| What needs to be done |
Isolate every line in the records below with "npensión" in it.

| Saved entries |
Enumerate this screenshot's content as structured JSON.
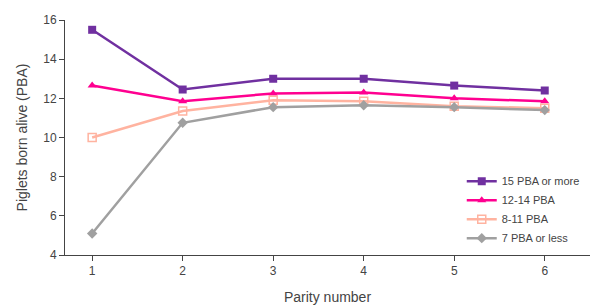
{
  "chart_data": {
    "type": "line",
    "x": [
      1,
      2,
      3,
      4,
      5,
      6
    ],
    "series": [
      {
        "name": "15 PBA or more",
        "color": "#7030A0",
        "marker": "square",
        "values": [
          15.5,
          12.45,
          13.0,
          13.0,
          12.65,
          12.4
        ]
      },
      {
        "name": "12-14 PBA",
        "color": "#FF0090",
        "marker": "triangle-up",
        "values": [
          12.65,
          11.85,
          12.25,
          12.3,
          12.0,
          11.85
        ]
      },
      {
        "name": "8-11 PBA",
        "color": "#FFB3A0",
        "marker": "square-open",
        "values": [
          10.0,
          11.35,
          11.9,
          11.85,
          11.6,
          11.5
        ]
      },
      {
        "name": "7 PBA or less",
        "color": "#A0A0A0",
        "marker": "diamond",
        "values": [
          5.1,
          10.75,
          11.55,
          11.65,
          11.55,
          11.4
        ]
      }
    ],
    "xlabel": "Parity number",
    "ylabel": "Piglets born alive (PBA)",
    "xlim": [
      0.7,
      6.5
    ],
    "ylim": [
      4,
      16
    ],
    "xticks": [
      1,
      2,
      3,
      4,
      5,
      6
    ],
    "yticks": [
      4,
      6,
      8,
      10,
      12,
      14,
      16
    ],
    "grid": false,
    "legend": "lower right"
  }
}
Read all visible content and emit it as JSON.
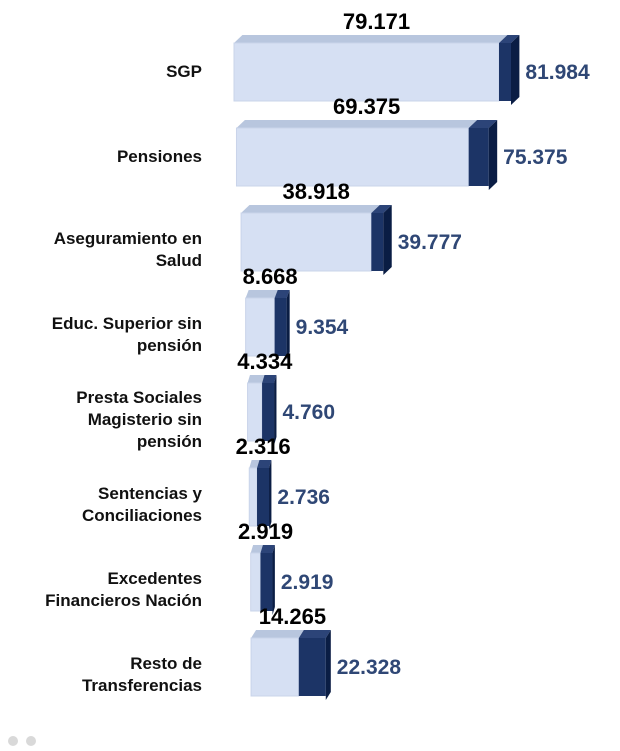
{
  "chart_data": {
    "type": "bar",
    "orientation": "horizontal",
    "style": "3d-stacked",
    "categories": [
      "SGP",
      "Pensiones",
      "Aseguramiento en\nSalud",
      "Educ. Superior sin\npensión",
      "Presta Sociales\nMagisterio sin\npensión",
      "Sentencias y\nConciliaciones",
      "Excedentes\nFinancieros Nación",
      "Resto de\nTransferencias"
    ],
    "series": [
      {
        "values": [
          79171,
          69375,
          38918,
          8668,
          4334,
          2316,
          2919,
          14265
        ],
        "labels": [
          "79.171",
          "69.375",
          "38.918",
          "8.668",
          "4.334",
          "2.316",
          "2.919",
          "14.265"
        ]
      },
      {
        "values": [
          81984,
          75375,
          39777,
          9354,
          4760,
          2736,
          2919,
          22328
        ],
        "labels": [
          "81.984",
          "75.375",
          "39.777",
          "9.354",
          "4.760",
          "2.736",
          "2.919",
          "22.328"
        ]
      }
    ],
    "colors": {
      "front": "#d6e0f3",
      "top": "#b8c6de",
      "increment_front": "#1c3466",
      "increment_side": "#0a1d44",
      "label_b": "#2f4775"
    },
    "legend": "none",
    "grid": false
  }
}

| Correct result |
      "Educ. Superior sin\npensión",
      "Presta Sociales\nMagisterio sin\npensión",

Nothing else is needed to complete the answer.